| Stated task |
Output the full listing word for word.

| Extracted information |
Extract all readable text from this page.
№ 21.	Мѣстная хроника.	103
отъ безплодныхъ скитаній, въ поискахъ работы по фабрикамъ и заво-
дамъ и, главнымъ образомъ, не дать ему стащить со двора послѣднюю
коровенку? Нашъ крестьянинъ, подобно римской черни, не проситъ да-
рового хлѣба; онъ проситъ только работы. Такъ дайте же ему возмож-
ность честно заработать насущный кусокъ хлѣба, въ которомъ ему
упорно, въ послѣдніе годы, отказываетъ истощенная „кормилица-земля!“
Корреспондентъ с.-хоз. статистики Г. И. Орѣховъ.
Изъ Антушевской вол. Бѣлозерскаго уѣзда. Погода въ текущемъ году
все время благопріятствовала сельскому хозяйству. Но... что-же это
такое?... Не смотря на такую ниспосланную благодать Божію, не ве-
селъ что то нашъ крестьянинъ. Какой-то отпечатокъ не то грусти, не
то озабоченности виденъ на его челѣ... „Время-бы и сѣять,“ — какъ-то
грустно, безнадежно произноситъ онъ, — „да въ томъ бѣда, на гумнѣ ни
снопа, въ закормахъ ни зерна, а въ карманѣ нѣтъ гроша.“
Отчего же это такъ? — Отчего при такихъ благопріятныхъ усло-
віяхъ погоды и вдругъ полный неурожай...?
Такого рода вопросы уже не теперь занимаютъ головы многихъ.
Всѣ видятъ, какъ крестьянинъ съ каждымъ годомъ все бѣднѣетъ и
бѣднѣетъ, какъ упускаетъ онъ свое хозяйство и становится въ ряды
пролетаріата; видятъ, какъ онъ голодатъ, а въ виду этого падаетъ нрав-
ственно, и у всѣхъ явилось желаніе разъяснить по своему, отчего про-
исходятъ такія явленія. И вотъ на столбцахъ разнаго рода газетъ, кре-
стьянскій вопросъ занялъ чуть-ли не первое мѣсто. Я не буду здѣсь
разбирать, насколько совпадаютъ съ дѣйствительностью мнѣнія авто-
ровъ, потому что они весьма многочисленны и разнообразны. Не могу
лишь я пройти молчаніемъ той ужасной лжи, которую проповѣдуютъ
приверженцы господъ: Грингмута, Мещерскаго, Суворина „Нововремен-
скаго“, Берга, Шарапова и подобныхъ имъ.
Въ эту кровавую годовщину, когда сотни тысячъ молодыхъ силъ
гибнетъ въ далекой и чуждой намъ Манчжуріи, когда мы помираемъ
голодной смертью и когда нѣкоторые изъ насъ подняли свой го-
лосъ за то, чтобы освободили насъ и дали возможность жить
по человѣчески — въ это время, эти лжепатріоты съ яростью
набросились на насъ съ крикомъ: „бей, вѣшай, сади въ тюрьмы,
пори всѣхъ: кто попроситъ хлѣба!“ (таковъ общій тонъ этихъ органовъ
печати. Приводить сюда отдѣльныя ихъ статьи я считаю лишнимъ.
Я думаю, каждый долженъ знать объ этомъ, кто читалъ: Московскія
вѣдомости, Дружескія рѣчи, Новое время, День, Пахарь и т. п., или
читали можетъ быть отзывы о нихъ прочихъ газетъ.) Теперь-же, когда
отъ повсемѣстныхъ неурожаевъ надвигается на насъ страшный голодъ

| Response to the exercise |
Extract all readable text from this page.
№ 21.	Мѣстная хроника.	103
отъ безплодныхъ скитаній, въ поискахъ работы по фабрикамъ и заво-
дамъ и, главнымъ образомъ, не дать ему стащить со двора послѣднюю
коровенку? Нашъ крестьянинъ, подобно римской черни, не проситъ да-
рового хлѣба; онъ проситъ только работы. Такъ дайте же ему возмож-
ность честно заработать насущный кусокъ хлѣба, въ которомъ ему
упорно, въ послѣдніе годы, отказываетъ истощенная „кормилица-земля!“
Корреспондентъ с.-хоз. статистики Г. И. Орѣховъ.
Изъ Антушевской вол. Бѣлозерскаго уѣзда. Погода въ текущемъ году
все время благопріятствовала сельскому хозяйству. Но... что-же это
такое?... Не смотря на такую ниспосланную благодать Божію, не ве-
селъ что то нашъ крестьянинъ. Какой-то отпечатокъ не то грусти, не
то озабоченности виденъ на его челѣ... „Время-бы и сѣять,“ — какъ-то
грустно, безнадежно произноситъ онъ, — „да въ томъ бѣда, на гумнѣ ни
снопа, въ закормахъ ни зерна, а въ карманѣ нѣтъ гроша.“
Отчего же это такъ? — Отчего при такихъ благопріятныхъ усло-
віяхъ погоды и вдругъ полный неурожай...?
Такого рода вопросы уже не теперь занимаютъ головы многихъ.
Всѣ видятъ, какъ крестьянинъ съ каждымъ годомъ все бѣднѣетъ и
бѣднѣетъ, какъ упускаетъ онъ свое хозяйство и становится въ ряды
пролетаріата; видятъ, какъ онъ голодатъ, а въ виду этого падаетъ нрав-
ственно, и у всѣхъ явилось желаніе разъяснить по своему, отчего про-
исходятъ такія явленія. И вотъ на столбцахъ разнаго рода газетъ, кре-
стьянскій вопросъ занялъ чуть-ли не первое мѣсто. Я не буду здѣсь
разбирать, насколько совпадаютъ съ дѣйствительностью мнѣнія авто-
ровъ, потому что они весьма многочисленны и разнообразны. Не могу
лишь я пройти молчаніемъ той ужасной лжи, которую проповѣдуютъ
приверженцы господъ: Грингмута, Мещерскаго, Суворина „Нововремен-
скаго“, Берга, Шарапова и подобныхъ имъ.
Въ эту кровавую годовщину, когда сотни тысячъ молодыхъ силъ
гибнетъ въ далекой и чуждой намъ Манчжуріи, когда мы помираемъ
голодной смертью и когда нѣкоторые изъ насъ подняли свой го-
лосъ за то, чтобы освободили насъ и дали возможность жить
по человѣчески — въ это время, эти лжепатріоты съ яростью
набросились на насъ съ крикомъ: „бей, вѣшай, сади въ тюрьмы,
пори всѣхъ: кто попроситъ хлѣба!“ (таковъ общій тонъ этихъ органовъ
печати. Приводить сюда отдѣльныя ихъ статьи я считаю лишнимъ.
Я думаю, каждый долженъ знать объ этомъ, кто читалъ: Московскія
вѣдомости, Дружескія рѣчи, Новое время, День, Пахарь и т. п., или
читали можетъ быть отзывы о нихъ прочихъ газетъ.) Теперь-же, когда
отъ повсемѣстныхъ неурожаевъ надвигается на насъ страшный голодъ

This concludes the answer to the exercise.